Saved entries
##############################
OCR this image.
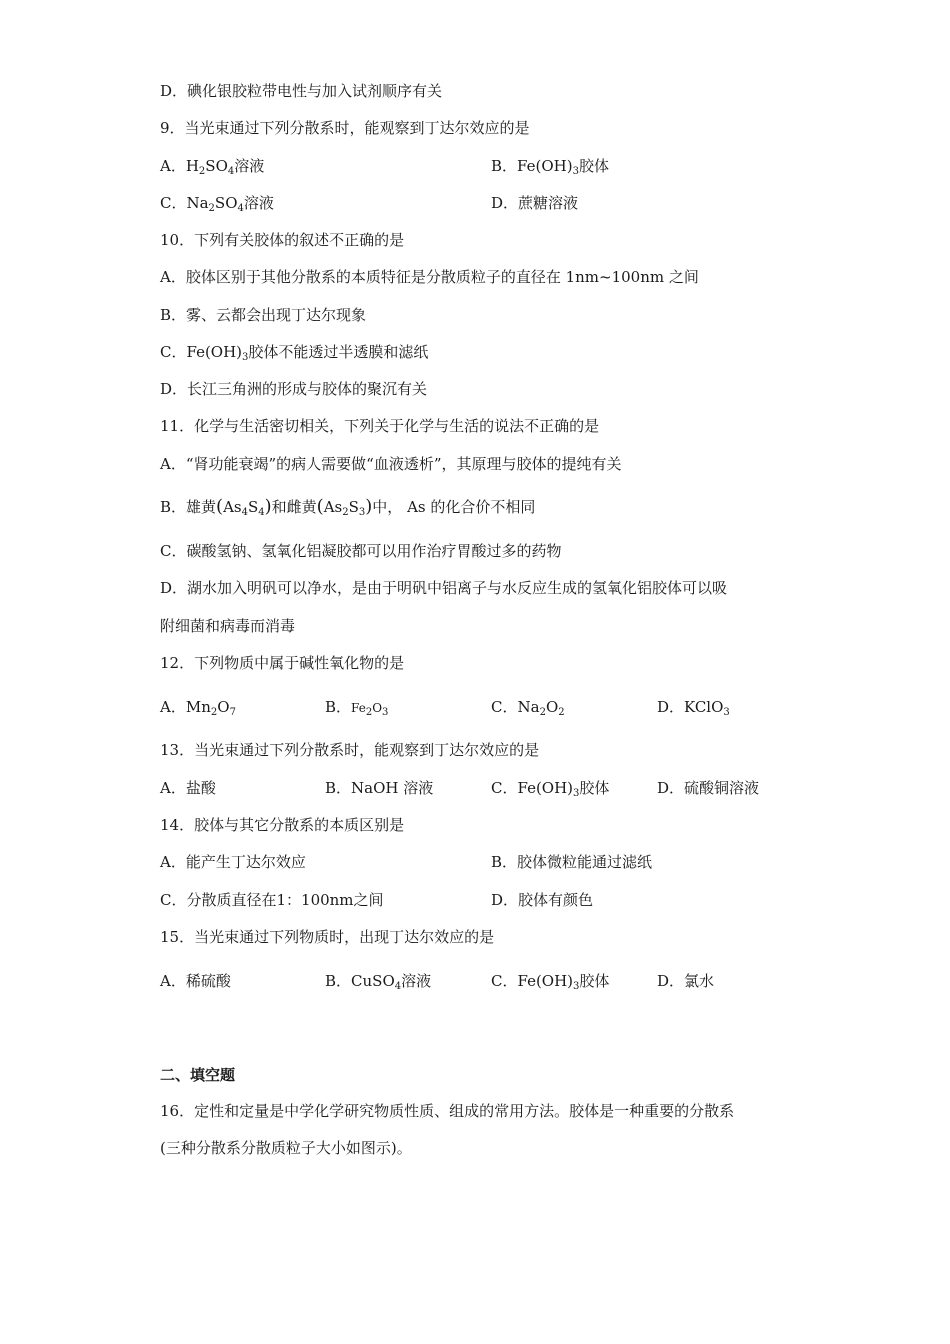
D．碘化银胶粒带电性与加入试剂顺序有关
9．当光束通过下列分散系时，能观察到丁达尔效应的是
A．$H_2SO_4$溶液	B．$Fe(OH)_3$胶体
C．$Na_2SO_4$溶液	D．蔗糖溶液
10．下列有关胶体的叙述不正确的是
A．胶体区别于其他分散系的本质特征是分散质粒子的直径在 1nm~100nm 之间
B．雾、云都会出现丁达尔现象
C．$Fe(OH)_3$胶体不能透过半透膜和滤纸
D．长江三角洲的形成与胶体的聚沉有关
11．化学与生活密切相关，下列关于化学与生活的说法不正确的是
A．“肾功能衰竭”的病人需要做“血液透析”，其原理与胶体的提纯有关
B．雄黄$(As_4S_4)$和雌黄$(As_2S_3)$中， As 的化合价不相同
C．碳酸氢钠、氢氧化铝凝胶都可以用作治疗胃酸过多的药物
D．湖水加入明矾可以净水，是由于明矾中铝离子与水反应生成的氢氧化铝胶体可以吸
附细菌和病毒而消毒
12．下列物质中属于碱性氧化物的是
A．$Mn_2O_7$	B．$Fe_2O_3$	C．$Na_2O_2$	D．KClO$_3$
13．当光束通过下列分散系时，能观察到丁达尔效应的是
A．盐酸	B．NaOH 溶液	C．$Fe(OH)_3$胶体	D．硫酸铜溶液
14．胶体与其它分散系的本质区别是
A．能产生丁达尔效应	B．胶体微粒能通过滤纸
C．分散质直径在1：100nm之间	D．胶体有颜色
15．当光束通过下列物质时，出现丁达尔效应的是
A．稀硫酸	B．CuSO$_4$溶液	C．$Fe(OH)_3$胶体	D．氯水
二、填空题
16．定性和定量是中学化学研究物质性质、组成的常用方法。胶体是一种重要的分散系
(三种分散系分散质粒子大小如图示)。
##############################
What you need to do =
Find and copy every line in the entries above where the string "当光束通过下列分散系时" occurs.

Solution for this task =
9．当光束通过下列分散系时，能观察到丁达尔效应的是
13．当光束通过下列分散系时，能观察到丁达尔效应的是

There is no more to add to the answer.